> **SHORT EXERCISE**:
Reproduce all the lines exactly as they stand, apart from the pictures.

* * * * * * *

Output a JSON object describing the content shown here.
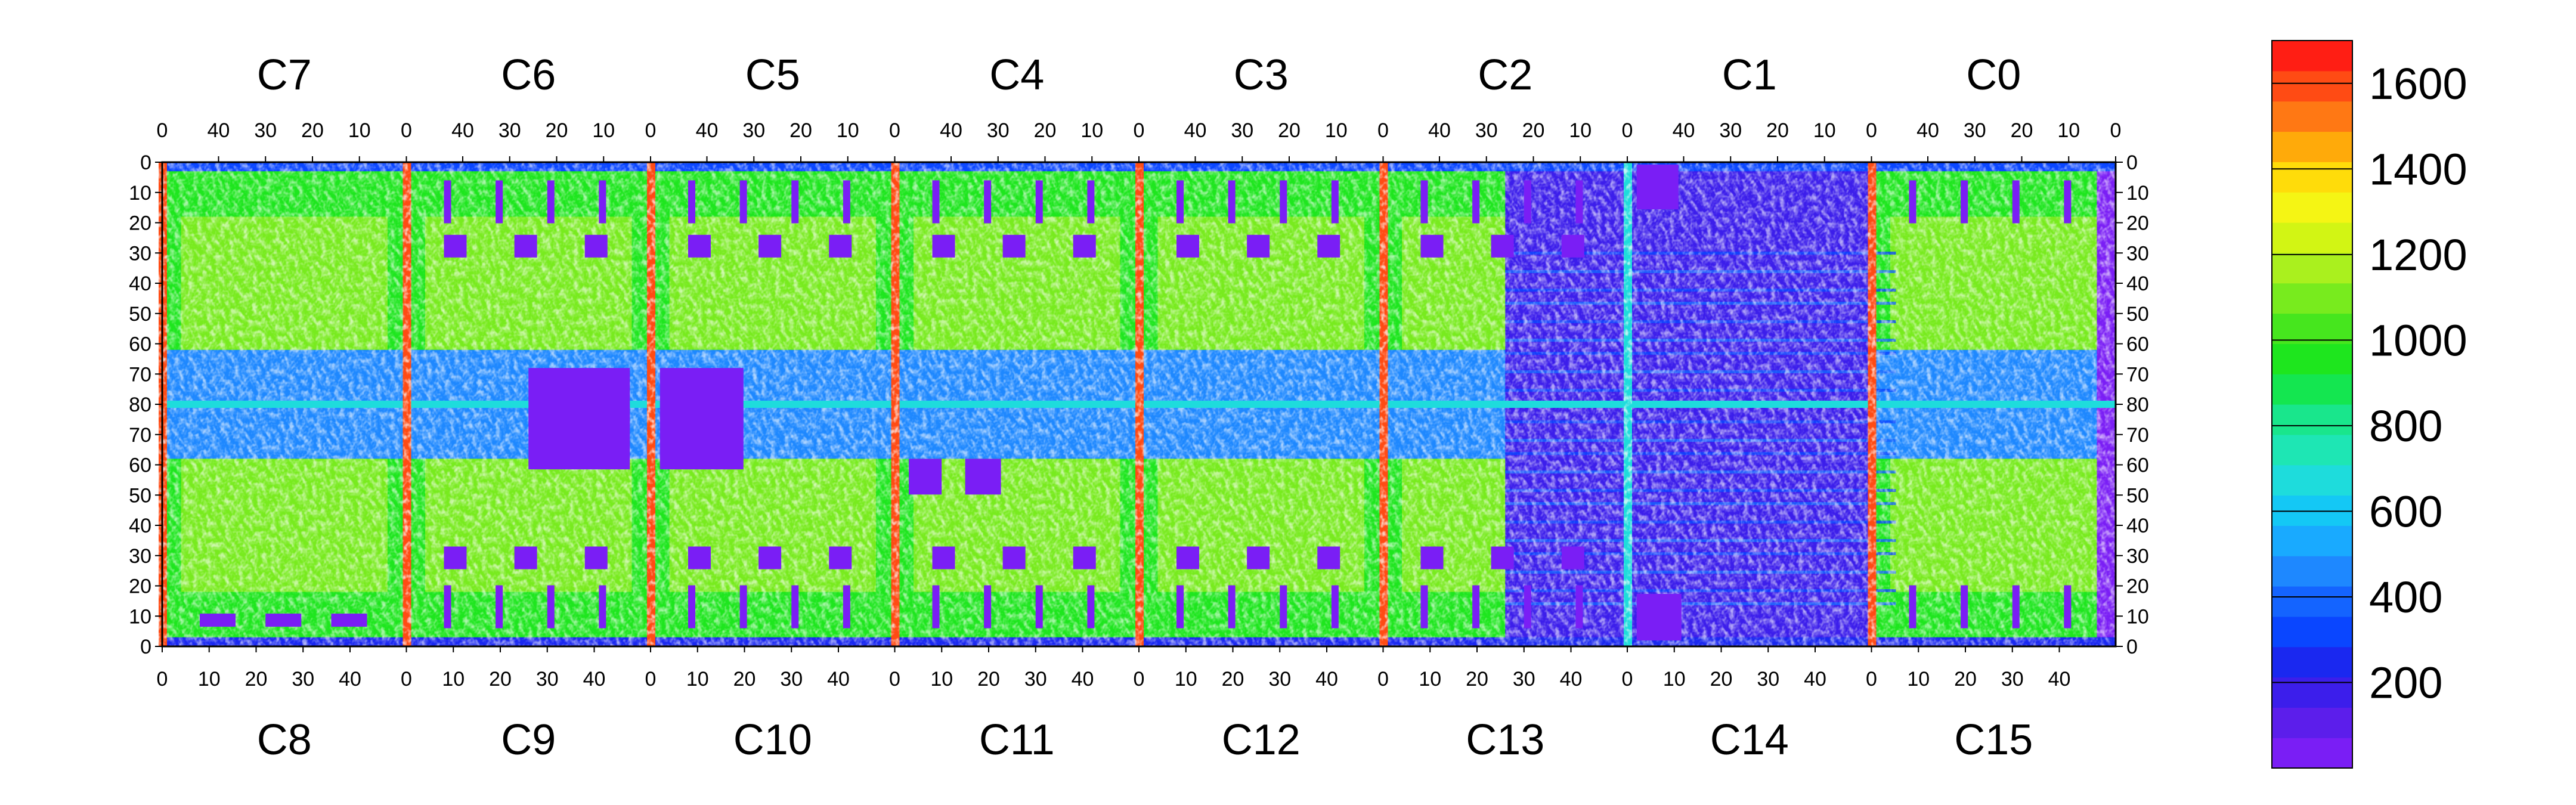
{
  "chart_data": {
    "type": "heatmap",
    "title": "",
    "top_chip_labels": [
      "C7",
      "C6",
      "C5",
      "C4",
      "C3",
      "C2",
      "C1",
      "C0"
    ],
    "bottom_chip_labels": [
      "C8",
      "C9",
      "C10",
      "C11",
      "C12",
      "C13",
      "C14",
      "C15"
    ],
    "top_column_ticks": [
      "40",
      "30",
      "20",
      "10",
      "0"
    ],
    "first_top_tick": "0",
    "bottom_column_ticks": [
      "0",
      "10",
      "20",
      "30",
      "40"
    ],
    "columns_per_chip": 52,
    "rows_per_half": 80,
    "row_ticks": [
      "0",
      "10",
      "20",
      "30",
      "40",
      "50",
      "60",
      "70",
      "80",
      "70",
      "60",
      "50",
      "40",
      "30",
      "20",
      "10",
      "0"
    ],
    "colorbar": {
      "min": 0,
      "max": 1700,
      "tick_values": [
        200,
        400,
        600,
        800,
        1000,
        1200,
        1400,
        1600
      ],
      "tick_labels": [
        "200",
        "400",
        "600",
        "800",
        "1000",
        "1200",
        "1400",
        "1600"
      ],
      "levels": [
        "#7a1ef5",
        "#5c1eeb",
        "#3c1eeb",
        "#1a28f0",
        "#0a46ff",
        "#1464ff",
        "#1e88ff",
        "#19aaff",
        "#14c8f5",
        "#1edcdc",
        "#1ee6b4",
        "#19e68c",
        "#14e650",
        "#1ee61e",
        "#46e61e",
        "#78eb1e",
        "#aaf01e",
        "#d2f514",
        "#f5f514",
        "#ffdc0a",
        "#ffaa0a",
        "#ff7814",
        "#ff4b14",
        "#ff1e14"
      ]
    },
    "regions": [
      {
        "chips": "C7-C2 / C8-C12",
        "typical_level": "green-yellow (about 800-1300) with blue horizontal bands near rows 65-80"
      },
      {
        "chips": "C1 / C14 and right half of C13",
        "typical_level": "blue-purple (about 100-300) with lighter horizontal streaks"
      },
      {
        "chips": "C0 / C15",
        "typical_level": "green upper/lower areas, purple right edge"
      }
    ]
  }
}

* * * * * * *

> **TASK SOLUTION**:
Output a JSON object describing the content shown here.
{
  "chart_data": {
    "type": "heatmap",
    "title": "",
    "top_chip_labels": [
      "C7",
      "C6",
      "C5",
      "C4",
      "C3",
      "C2",
      "C1",
      "C0"
    ],
    "bottom_chip_labels": [
      "C8",
      "C9",
      "C10",
      "C11",
      "C12",
      "C13",
      "C14",
      "C15"
    ],
    "top_column_ticks": [
      "40",
      "30",
      "20",
      "10",
      "0"
    ],
    "first_top_tick": "0",
    "bottom_column_ticks": [
      "0",
      "10",
      "20",
      "30",
      "40"
    ],
    "columns_per_chip": 52,
    "rows_per_half": 80,
    "row_ticks": [
      "0",
      "10",
      "20",
      "30",
      "40",
      "50",
      "60",
      "70",
      "80",
      "70",
      "60",
      "50",
      "40",
      "30",
      "20",
      "10",
      "0"
    ],
    "colorbar": {
      "min": 0,
      "max": 1700,
      "tick_values": [
        200,
        400,
        600,
        800,
        1000,
        1200,
        1400,
        1600
      ],
      "tick_labels": [
        "200",
        "400",
        "600",
        "800",
        "1000",
        "1200",
        "1400",
        "1600"
      ],
      "levels": [
        "#7a1ef5",
        "#5c1eeb",
        "#3c1eeb",
        "#1a28f0",
        "#0a46ff",
        "#1464ff",
        "#1e88ff",
        "#19aaff",
        "#14c8f5",
        "#1edcdc",
        "#1ee6b4",
        "#19e68c",
        "#14e650",
        "#1ee61e",
        "#46e61e",
        "#78eb1e",
        "#aaf01e",
        "#d2f514",
        "#f5f514",
        "#ffdc0a",
        "#ffaa0a",
        "#ff7814",
        "#ff4b14",
        "#ff1e14"
      ]
    },
    "regions": [
      {
        "chips": "C7-C2 / C8-C12",
        "typical_level": "green-yellow (about 800-1300) with blue horizontal bands near rows 65-80"
      },
      {
        "chips": "C1 / C14 and right half of C13",
        "typical_level": "blue-purple (about 100-300) with lighter horizontal streaks"
      },
      {
        "chips": "C0 / C15",
        "typical_level": "green upper/lower areas, purple right edge"
      }
    ]
  }
}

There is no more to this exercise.